En 2011, la Cour européenne des droits de l’homme et la Cour de justice avaient été amenées à constater que le système d’asile grec était systématiquement défaillant[12]. En 2014, la Cour européenne des droits de l’homme a également eu l’occasion de constater l’existence de sérieuses défaillances au sein du système d’asile italien, en ce qui concerne la prise en charge des demandeurs d’asile les plus vulnérables, comme les familles avec enfants mineurs[13]. En ce sens, divers auteurs arguent que la « crise de l’asile » de l’été 2015 n’est pas tant due au nombre de demandeurs d’asile, qui serait en soi ingérable, qu’aux dysfonctionnements du système européen commun d’asile[14].

Les causes de ces dysfonctionnements sont complexes et multiples. Le règlement Dublin est, toutefois, souvent désigné comme un facteur contributif de l’affaiblissement des systèmes d’asile des États membres situés aux frontières extérieures de l’Union européenne, en ce qu’il a essentiellement pour effet d’assigner la responsabilité d’examiner une demande d’asile aux États membres de première entrée sur le territoire de l’Union[15]. Le système européen commun d’asile tend donc, en pratique, à faire porter la charge d’examiner les demandes d’asile sur les États membres situés à la frontière Sud et, plus récemment, Est, de l’Union.

────────────────

CONSIGNES:
a. Répondez à ces questions sur l'extrait consacré au droit d'asile :
(i) En quelle année la Cour européenne des droits de l'homme a-t-elle relevé de sérieuses défaillances dans le système d'asile italien ?
(ii) Quel système d'asile les deux Cours ont-elles jugé systématiquement défaillant en 2011 ?
(iii) À quels États membres le règlement Dublin assigne-t-il essentiellement la responsabilité d'examiner une demande d'asile ?
b. Citez l'extrait consacré au droit d'asile en commençant à « Les causes de » et en terminant à « Est, de l’Union. ».
c. Indiquez si chaque affirmation concorde avec l'extrait consacré au droit d'asile :
(i) Les défaillances du système italien touchaient la prise en charge des demandeurs d'asile les plus vulnérables.
(ii) Selon divers auteurs, la crise de l'été 2015 s'explique surtout par le nombre de demandeurs d'asile.
(iii) Les causes des dysfonctionnements sont présentées comme simples et uniques.
Les lignes ne servent à rien pour ce travail.

DONNÉES FOURNIES:
────────────────

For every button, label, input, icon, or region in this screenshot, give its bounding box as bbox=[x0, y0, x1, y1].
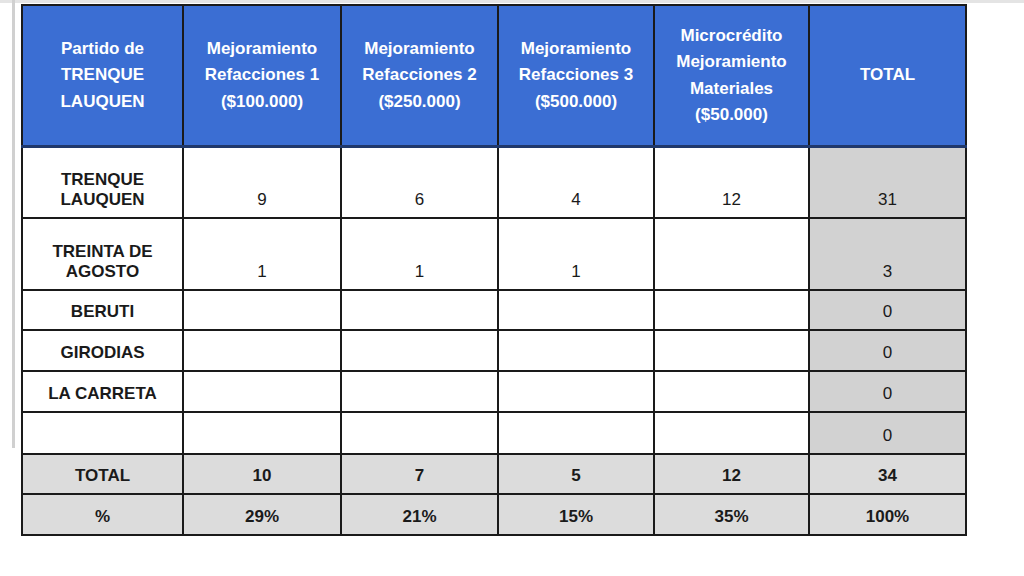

────────────────

RÉPONSES:
a.
(i) En 2014.
(ii) Le système d'asile grec.
(iii) Aux États membres de première entrée sur le territoire de l'Union.

b.
Les causes de ces dysfonctionnements sont complexes et multiples. Le règlement Dublin est, toutefois, souvent désigné comme un facteur contributif de l’affaiblissement des systèmes d’asile des États membres situés aux frontières extérieures de l’Union européenne, en ce qu’il a essentiellement pour effet d’assigner la responsabilité d’examiner une demande d’asile aux États membres de première entrée sur le territoire de l’Union[15]. Le système européen commun d’asile tend donc, en pratique, à faire porter la charge d’examiner les demandes d’asile sur les États membres situés à la frontière Sud et, plus récemment, Est, de l’Union.

c.
(i) Oui : « en ce qui concerne la prise en charge des demandeurs d’asile les plus vulnérables ».
(ii) Non : « n’est pas tant due au nombre de demandeurs d’asile, qui serait en soi ingérable, qu’aux dysfonctionnements du système européen commun d’asile ».
(iii) Non : « Les causes de ces dysfonctionnements sont complexes et multiples. »